Brief: Lines containing the string "Mechanics" are to be counted. Write only how many there are.

Listed entries:
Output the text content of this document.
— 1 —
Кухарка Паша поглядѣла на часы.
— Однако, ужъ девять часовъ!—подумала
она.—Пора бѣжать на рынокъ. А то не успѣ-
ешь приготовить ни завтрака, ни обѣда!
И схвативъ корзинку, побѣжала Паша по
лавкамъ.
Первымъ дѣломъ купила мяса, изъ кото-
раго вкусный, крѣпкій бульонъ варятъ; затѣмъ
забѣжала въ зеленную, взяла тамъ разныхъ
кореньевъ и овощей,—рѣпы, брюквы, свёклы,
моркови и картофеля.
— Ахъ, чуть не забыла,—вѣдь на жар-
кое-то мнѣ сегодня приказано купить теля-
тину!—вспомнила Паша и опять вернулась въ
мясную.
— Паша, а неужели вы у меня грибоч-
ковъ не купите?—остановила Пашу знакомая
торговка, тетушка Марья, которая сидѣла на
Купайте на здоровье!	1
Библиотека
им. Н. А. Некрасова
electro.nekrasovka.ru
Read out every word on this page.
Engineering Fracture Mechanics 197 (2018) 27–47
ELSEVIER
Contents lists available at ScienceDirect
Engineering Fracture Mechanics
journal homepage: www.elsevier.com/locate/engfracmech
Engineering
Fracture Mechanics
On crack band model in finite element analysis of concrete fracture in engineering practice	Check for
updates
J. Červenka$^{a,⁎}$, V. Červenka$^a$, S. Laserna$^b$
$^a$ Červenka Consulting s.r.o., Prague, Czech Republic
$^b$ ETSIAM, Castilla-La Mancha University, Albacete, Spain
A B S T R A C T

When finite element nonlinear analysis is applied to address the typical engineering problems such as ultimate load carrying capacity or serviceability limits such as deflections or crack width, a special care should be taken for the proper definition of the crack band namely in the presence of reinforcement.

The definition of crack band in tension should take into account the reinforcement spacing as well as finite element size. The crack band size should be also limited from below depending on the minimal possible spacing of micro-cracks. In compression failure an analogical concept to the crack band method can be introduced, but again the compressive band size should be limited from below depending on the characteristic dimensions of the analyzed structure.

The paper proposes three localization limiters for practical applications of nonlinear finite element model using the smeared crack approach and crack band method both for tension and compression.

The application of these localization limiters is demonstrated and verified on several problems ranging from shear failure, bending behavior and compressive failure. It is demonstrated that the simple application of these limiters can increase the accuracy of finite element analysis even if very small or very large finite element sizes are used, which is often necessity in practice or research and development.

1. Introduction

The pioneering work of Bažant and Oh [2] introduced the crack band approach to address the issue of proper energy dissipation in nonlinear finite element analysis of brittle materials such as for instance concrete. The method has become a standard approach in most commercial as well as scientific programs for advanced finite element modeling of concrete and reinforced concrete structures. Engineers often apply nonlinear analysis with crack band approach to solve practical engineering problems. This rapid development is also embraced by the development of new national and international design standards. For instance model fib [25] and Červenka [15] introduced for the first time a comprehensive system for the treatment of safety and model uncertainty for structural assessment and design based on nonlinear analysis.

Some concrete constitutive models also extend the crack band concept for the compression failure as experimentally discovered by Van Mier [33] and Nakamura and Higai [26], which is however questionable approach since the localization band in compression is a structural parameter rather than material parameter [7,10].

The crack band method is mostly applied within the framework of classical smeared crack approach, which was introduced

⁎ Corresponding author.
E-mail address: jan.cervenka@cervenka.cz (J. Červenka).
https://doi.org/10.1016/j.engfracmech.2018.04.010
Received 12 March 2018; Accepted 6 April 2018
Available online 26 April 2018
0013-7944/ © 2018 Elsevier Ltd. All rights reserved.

Exercise solution: 3